▸ **EXERCISE GOAL**
Among the records below, find each line that includes the string "frac" and copy it.
** Start RECORDS FOR THIS EXERCISE **
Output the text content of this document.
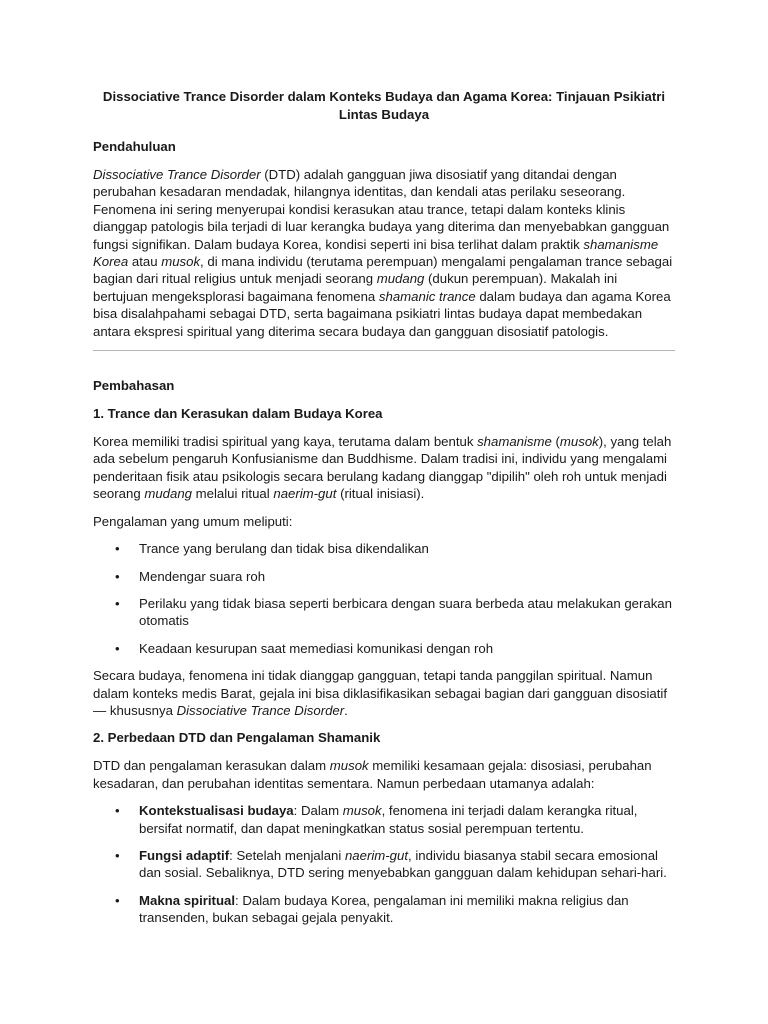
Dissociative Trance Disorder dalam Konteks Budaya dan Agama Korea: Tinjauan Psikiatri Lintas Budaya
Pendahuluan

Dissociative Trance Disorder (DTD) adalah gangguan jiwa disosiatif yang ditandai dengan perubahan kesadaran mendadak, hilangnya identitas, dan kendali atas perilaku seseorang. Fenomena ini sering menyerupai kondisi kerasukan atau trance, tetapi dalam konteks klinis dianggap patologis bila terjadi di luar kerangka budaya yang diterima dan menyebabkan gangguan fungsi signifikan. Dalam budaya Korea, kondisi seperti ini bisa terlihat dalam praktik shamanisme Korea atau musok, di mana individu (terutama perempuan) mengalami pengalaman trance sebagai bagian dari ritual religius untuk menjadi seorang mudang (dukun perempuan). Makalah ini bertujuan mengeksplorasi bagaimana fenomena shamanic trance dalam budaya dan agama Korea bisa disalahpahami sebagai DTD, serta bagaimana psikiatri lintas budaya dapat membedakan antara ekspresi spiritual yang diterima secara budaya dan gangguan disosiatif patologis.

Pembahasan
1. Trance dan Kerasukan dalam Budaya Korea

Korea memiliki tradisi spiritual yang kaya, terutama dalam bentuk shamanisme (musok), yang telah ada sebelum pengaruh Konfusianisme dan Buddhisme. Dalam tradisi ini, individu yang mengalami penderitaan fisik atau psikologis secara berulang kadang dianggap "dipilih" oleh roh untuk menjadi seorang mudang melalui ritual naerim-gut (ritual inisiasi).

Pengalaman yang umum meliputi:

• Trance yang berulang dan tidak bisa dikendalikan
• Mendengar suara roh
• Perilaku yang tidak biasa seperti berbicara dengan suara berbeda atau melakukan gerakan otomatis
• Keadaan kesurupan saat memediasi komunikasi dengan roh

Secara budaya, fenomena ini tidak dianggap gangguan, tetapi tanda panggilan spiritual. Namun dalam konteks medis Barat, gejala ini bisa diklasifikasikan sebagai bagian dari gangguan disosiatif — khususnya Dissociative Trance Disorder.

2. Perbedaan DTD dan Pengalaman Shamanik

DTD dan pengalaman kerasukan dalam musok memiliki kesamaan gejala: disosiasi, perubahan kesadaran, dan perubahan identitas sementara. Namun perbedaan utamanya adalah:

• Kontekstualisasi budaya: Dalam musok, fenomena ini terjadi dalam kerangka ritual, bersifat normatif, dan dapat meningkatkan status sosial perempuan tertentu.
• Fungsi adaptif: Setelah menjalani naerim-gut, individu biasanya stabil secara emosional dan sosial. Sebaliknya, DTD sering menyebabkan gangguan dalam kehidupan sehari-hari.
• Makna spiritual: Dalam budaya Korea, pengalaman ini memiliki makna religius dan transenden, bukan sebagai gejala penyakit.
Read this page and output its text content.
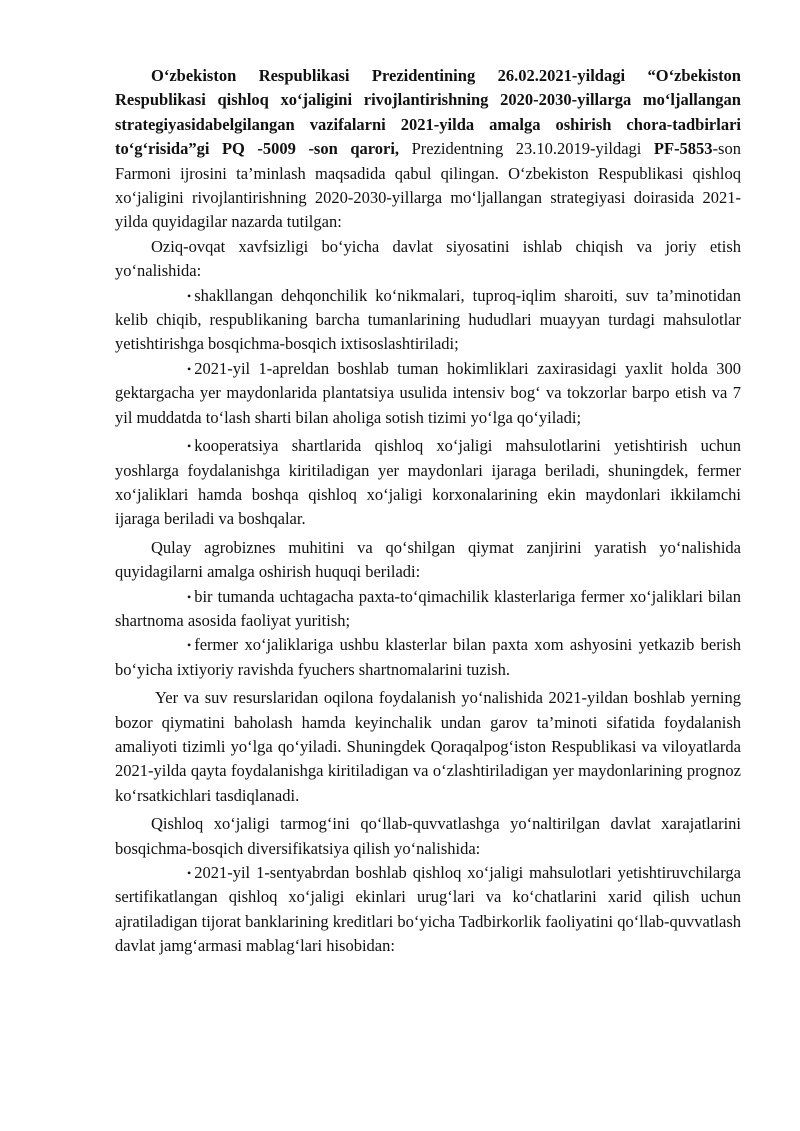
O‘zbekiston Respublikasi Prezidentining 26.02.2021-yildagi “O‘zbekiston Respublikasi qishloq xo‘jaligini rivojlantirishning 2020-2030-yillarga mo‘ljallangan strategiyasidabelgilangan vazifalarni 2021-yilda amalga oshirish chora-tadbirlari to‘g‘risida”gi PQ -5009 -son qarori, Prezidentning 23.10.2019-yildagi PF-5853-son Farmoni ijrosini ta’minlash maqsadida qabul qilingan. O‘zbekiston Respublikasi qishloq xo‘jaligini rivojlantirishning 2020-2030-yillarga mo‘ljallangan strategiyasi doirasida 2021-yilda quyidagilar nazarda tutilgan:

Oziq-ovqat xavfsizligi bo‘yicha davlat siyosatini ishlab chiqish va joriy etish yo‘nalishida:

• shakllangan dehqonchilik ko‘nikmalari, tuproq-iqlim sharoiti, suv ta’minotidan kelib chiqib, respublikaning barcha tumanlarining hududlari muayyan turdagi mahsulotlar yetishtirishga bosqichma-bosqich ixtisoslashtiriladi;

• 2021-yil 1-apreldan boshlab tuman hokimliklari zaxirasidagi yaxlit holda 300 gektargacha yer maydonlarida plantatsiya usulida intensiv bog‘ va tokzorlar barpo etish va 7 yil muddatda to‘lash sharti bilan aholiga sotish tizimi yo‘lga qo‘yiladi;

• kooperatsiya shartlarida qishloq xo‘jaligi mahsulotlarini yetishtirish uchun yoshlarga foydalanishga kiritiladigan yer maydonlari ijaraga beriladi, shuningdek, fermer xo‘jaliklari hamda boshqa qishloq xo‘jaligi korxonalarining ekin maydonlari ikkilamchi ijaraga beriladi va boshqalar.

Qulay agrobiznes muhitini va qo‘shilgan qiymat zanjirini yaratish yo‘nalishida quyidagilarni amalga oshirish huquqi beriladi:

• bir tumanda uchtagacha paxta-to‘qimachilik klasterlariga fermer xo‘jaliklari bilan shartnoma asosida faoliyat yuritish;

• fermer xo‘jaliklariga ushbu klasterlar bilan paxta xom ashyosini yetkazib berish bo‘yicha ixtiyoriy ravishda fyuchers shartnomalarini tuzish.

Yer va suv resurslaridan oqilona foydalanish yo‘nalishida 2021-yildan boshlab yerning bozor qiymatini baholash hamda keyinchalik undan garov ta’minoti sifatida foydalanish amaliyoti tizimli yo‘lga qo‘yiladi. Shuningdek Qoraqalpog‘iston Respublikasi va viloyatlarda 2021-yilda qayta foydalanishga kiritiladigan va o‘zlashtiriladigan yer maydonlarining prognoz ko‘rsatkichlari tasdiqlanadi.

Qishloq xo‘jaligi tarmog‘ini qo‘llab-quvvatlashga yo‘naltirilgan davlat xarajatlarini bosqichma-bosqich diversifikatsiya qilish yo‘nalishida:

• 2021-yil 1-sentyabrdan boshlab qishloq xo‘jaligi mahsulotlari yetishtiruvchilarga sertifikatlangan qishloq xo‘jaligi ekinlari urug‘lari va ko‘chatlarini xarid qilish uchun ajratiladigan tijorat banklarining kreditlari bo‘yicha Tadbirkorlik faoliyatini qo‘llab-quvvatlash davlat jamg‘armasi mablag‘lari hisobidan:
** End RECORDS FOR THIS EXERCISE **
** Start RECORDS FOR THIS EXERCISE **
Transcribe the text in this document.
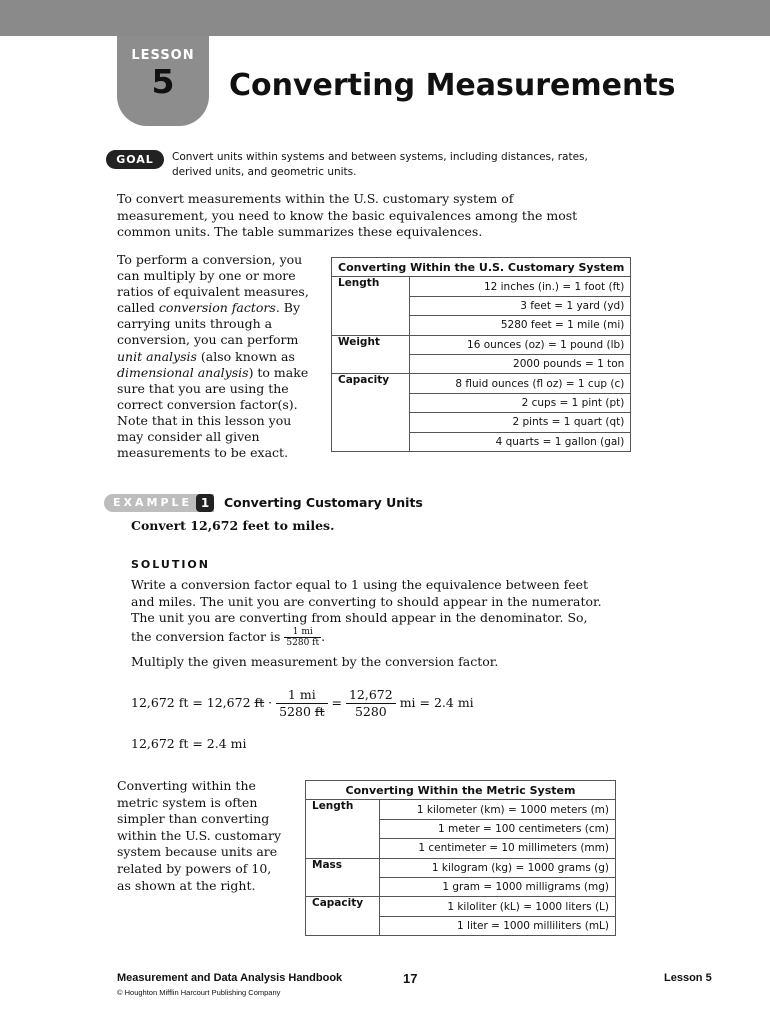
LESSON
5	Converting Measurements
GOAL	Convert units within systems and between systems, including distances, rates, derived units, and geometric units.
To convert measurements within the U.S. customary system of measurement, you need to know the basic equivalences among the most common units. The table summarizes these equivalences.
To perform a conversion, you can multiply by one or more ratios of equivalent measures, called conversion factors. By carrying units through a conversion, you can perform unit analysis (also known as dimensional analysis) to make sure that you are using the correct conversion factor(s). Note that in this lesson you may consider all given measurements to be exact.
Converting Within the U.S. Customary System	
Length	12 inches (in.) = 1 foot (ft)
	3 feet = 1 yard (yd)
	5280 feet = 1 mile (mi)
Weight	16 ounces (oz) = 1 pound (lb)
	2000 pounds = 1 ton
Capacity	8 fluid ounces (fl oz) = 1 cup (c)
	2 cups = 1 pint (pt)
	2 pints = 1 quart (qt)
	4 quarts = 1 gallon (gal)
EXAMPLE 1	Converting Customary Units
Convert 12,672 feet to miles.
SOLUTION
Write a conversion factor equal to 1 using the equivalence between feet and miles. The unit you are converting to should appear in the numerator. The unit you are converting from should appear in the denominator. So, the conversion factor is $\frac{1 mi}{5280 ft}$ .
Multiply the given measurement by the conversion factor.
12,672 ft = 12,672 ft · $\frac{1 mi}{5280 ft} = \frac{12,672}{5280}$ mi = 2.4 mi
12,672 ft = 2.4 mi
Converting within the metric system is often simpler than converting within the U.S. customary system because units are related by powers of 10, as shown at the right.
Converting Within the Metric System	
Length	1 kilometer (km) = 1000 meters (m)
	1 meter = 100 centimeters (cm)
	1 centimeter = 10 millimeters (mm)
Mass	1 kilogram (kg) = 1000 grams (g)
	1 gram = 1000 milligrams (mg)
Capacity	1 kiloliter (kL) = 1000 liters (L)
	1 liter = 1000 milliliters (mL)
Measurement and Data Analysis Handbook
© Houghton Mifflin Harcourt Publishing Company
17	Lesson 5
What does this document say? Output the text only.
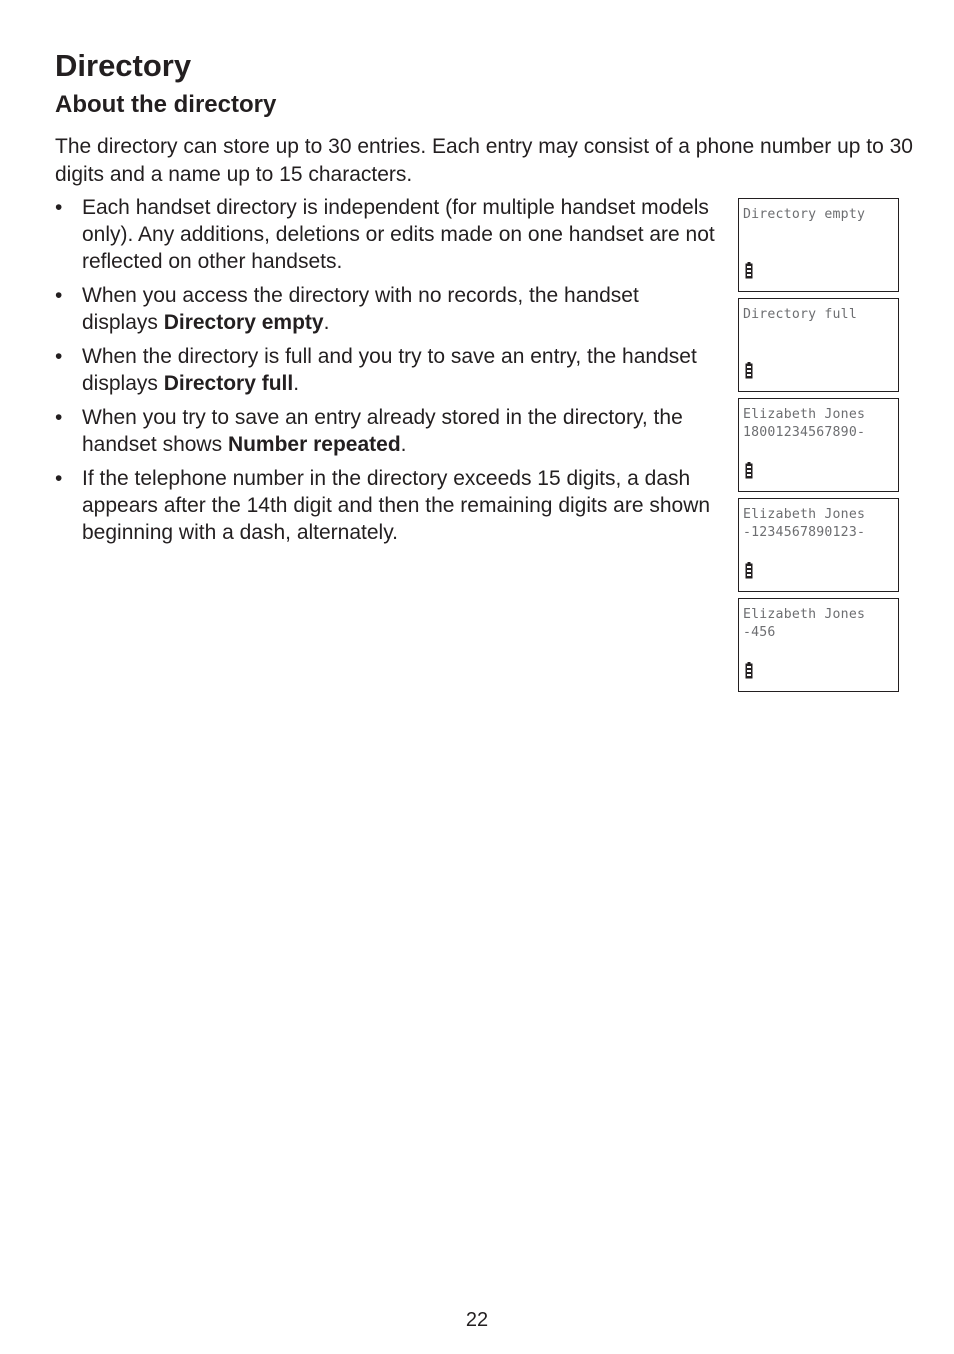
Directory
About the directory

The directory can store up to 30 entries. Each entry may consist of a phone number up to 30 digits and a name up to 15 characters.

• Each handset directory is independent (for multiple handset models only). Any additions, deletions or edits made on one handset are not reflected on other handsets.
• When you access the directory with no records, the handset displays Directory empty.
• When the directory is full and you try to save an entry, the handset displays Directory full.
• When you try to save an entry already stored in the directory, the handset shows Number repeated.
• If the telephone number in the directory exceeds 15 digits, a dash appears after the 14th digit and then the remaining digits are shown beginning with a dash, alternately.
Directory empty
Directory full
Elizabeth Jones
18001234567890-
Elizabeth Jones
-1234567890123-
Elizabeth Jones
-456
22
** End RECORDS FOR THIS EXERCISE **
▸ **TASK RESPONSE**
Write a conversion factor equal to 1 using the equivalence between feet and miles. The unit you are converting to should appear in the numerator. The unit you are converting from should appear in the denominator. So, the conversion factor is $\frac{1 mi}{5280 ft}$ .
12,672 ft = 12,672 ft · $\frac{1 mi}{5280 ft} = \frac{12,672}{5280}$ mi = 2.4 mi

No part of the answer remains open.